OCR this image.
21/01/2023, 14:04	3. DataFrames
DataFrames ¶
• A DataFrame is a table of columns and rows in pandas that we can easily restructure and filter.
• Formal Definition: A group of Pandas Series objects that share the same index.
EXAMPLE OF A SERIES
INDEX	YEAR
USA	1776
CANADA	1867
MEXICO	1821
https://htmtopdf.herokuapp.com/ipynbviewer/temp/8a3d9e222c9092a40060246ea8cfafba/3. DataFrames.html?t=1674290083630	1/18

- INSTRUCTION -
Extract, from the listing above, every line where the string "that" occurs.

- TASK ANSWER -
• A DataFrame is a table of columns and rows in pandas that we can easily restructure and filter.
• Formal Definition: A group of Pandas Series objects that share the same index.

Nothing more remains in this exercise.